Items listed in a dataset
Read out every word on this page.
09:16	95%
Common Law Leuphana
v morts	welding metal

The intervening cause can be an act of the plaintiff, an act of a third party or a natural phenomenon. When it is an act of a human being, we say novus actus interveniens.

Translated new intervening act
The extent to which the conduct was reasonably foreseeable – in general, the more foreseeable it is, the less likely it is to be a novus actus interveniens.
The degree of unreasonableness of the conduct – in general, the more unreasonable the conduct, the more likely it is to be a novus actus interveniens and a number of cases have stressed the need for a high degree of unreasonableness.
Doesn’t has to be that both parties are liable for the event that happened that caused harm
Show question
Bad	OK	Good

§ **What is needed**: Filter the data for the string "novus" and copy every line that has it.

§ **Full solution**:
The intervening cause can be an act of the plaintiff, an act of a third party or a natural phenomenon. When it is an act of a human being, we say novus actus interveniens.
The extent to which the conduct was reasonably foreseeable – in general, the more foreseeable it is, the less likely it is to be a novus actus interveniens.
The degree of unreasonableness of the conduct – in general, the more unreasonable the conduct, the more likely it is to be a novus actus interveniens and a number of cases have stressed the need for a high degree of unreasonableness.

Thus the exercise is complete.